* START Task material *
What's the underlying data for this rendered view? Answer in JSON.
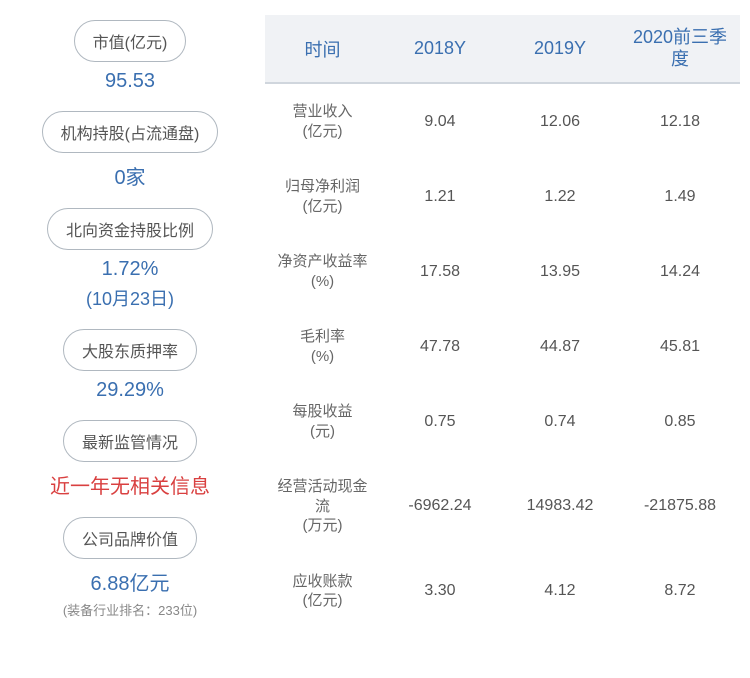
{
  "leftPanel": {
    "items": [
      {
        "label": "市值(亿元)",
        "value": "95.53",
        "valueColor": "blue"
      },
      {
        "label": "机构持股(占流通盘)",
        "value": "0家",
        "valueColor": "blue"
      },
      {
        "label": "北向资金持股比例",
        "value": "1.72%",
        "valueColor": "blue",
        "subvalue": "(10月23日)"
      },
      {
        "label": "大股东质押率",
        "value": "29.29%",
        "valueColor": "blue"
      },
      {
        "label": "最新监管情况",
        "value": "近一年无相关信息",
        "valueColor": "red"
      },
      {
        "label": "公司品牌价值",
        "value": "6.88亿元",
        "valueColor": "blue",
        "subnote": "(装备行业排名：233位)"
      }
    ]
  },
  "table": {
    "headers": [
      "时间",
      "2018Y",
      "2019Y",
      "2020前三季度"
    ],
    "rows": [
      {
        "label": "营业收入",
        "unit": "(亿元)",
        "v1": "9.04",
        "v2": "12.06",
        "v3": "12.18"
      },
      {
        "label": "归母净利润",
        "unit": "(亿元)",
        "v1": "1.21",
        "v2": "1.22",
        "v3": "1.49"
      },
      {
        "label": "净资产收益率",
        "unit": "(%)",
        "v1": "17.58",
        "v2": "13.95",
        "v3": "14.24"
      },
      {
        "label": "毛利率",
        "unit": "(%)",
        "v1": "47.78",
        "v2": "44.87",
        "v3": "45.81"
      },
      {
        "label": "每股收益",
        "unit": "(元)",
        "v1": "0.75",
        "v2": "0.74",
        "v3": "0.85"
      },
      {
        "label": "经营活动现金流",
        "unit": "(万元)",
        "v1": "-6962.24",
        "v2": "14983.42",
        "v3": "-21875.88"
      },
      {
        "label": "应收账款",
        "unit": "(亿元)",
        "v1": "3.30",
        "v2": "4.12",
        "v3": "8.72"
      }
    ]
  },
  "colors": {
    "headerBlue": "#3a6fb0",
    "valueRed": "#d94040",
    "pillBorder": "#b0b8c0",
    "headerBg": "#f0f2f5"
  }
}
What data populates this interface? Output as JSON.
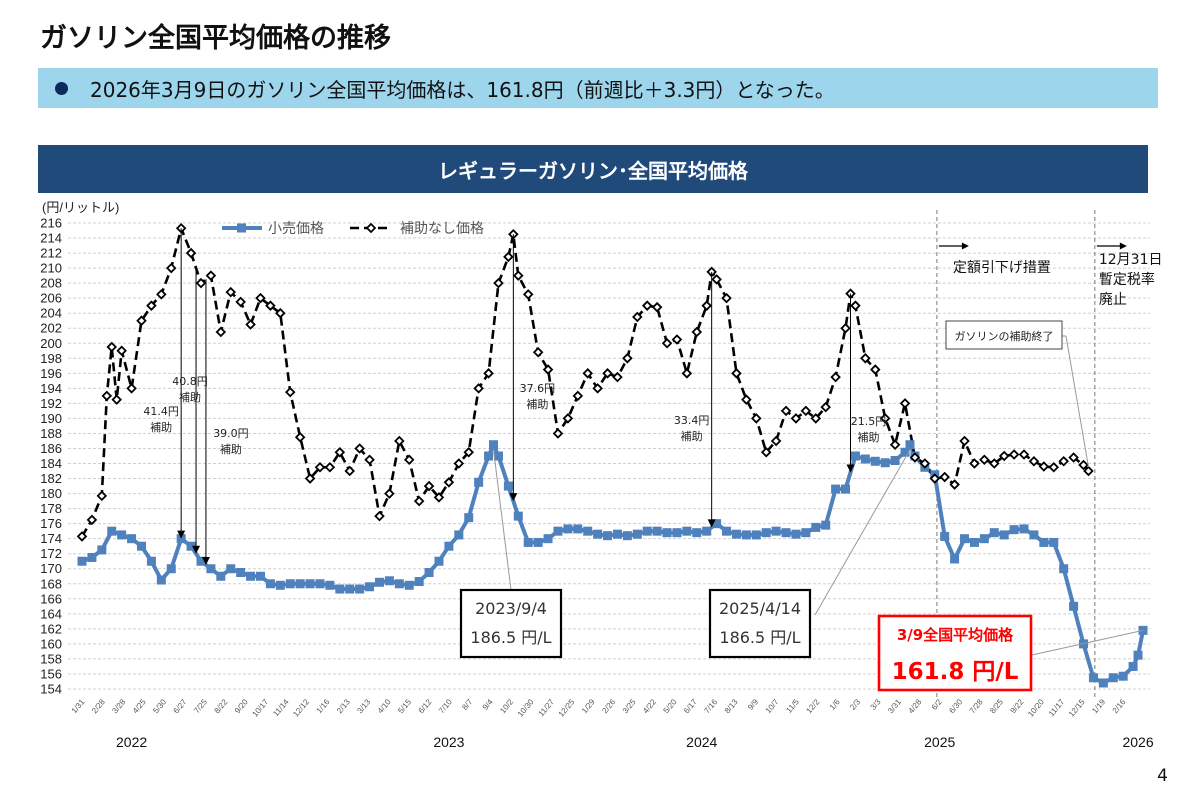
* END Task material *
* Instructions for the task
Exact duplication of all the records is required; pictures are omitted from the copy.

* Reply to the exercise
What's the underlying data for this rendered view? Answer in JSON.
{
  "leftPanel": {
    "items": [
      {
        "label": "市值(亿元)",
        "value": "95.53",
        "valueColor": "blue"
      },
      {
        "label": "机构持股(占流通盘)",
        "value": "0家",
        "valueColor": "blue"
      },
      {
        "label": "北向资金持股比例",
        "value": "1.72%",
        "valueColor": "blue",
        "subvalue": "(10月23日)"
      },
      {
        "label": "大股东质押率",
        "value": "29.29%",
        "valueColor": "blue"
      },
      {
        "label": "最新监管情况",
        "value": "近一年无相关信息",
        "valueColor": "red"
      },
      {
        "label": "公司品牌价值",
        "value": "6.88亿元",
        "valueColor": "blue",
        "subnote": "(装备行业排名：233位)"
      }
    ]
  },
  "table": {
    "headers": [
      "时间",
      "2018Y",
      "2019Y",
      "2020前三季度"
    ],
    "rows": [
      {
        "label": "营业收入",
        "unit": "(亿元)",
        "v1": "9.04",
        "v2": "12.06",
        "v3": "12.18"
      },
      {
        "label": "归母净利润",
        "unit": "(亿元)",
        "v1": "1.21",
        "v2": "1.22",
        "v3": "1.49"
      },
      {
        "label": "净资产收益率",
        "unit": "(%)",
        "v1": "17.58",
        "v2": "13.95",
        "v3": "14.24"
      },
      {
        "label": "毛利率",
        "unit": "(%)",
        "v1": "47.78",
        "v2": "44.87",
        "v3": "45.81"
      },
      {
        "label": "每股收益",
        "unit": "(元)",
        "v1": "0.75",
        "v2": "0.74",
        "v3": "0.85"
      },
      {
        "label": "经营活动现金流",
        "unit": "(万元)",
        "v1": "-6962.24",
        "v2": "14983.42",
        "v3": "-21875.88"
      },
      {
        "label": "应收账款",
        "unit": "(亿元)",
        "v1": "3.30",
        "v2": "4.12",
        "v3": "8.72"
      }
    ]
  },
  "colors": {
    "headerBlue": "#3a6fb0",
    "valueRed": "#d94040",
    "pillBorder": "#b0b8c0",
    "headerBg": "#f0f2f5"
  }
}
What data populates this interface? Output as JSON.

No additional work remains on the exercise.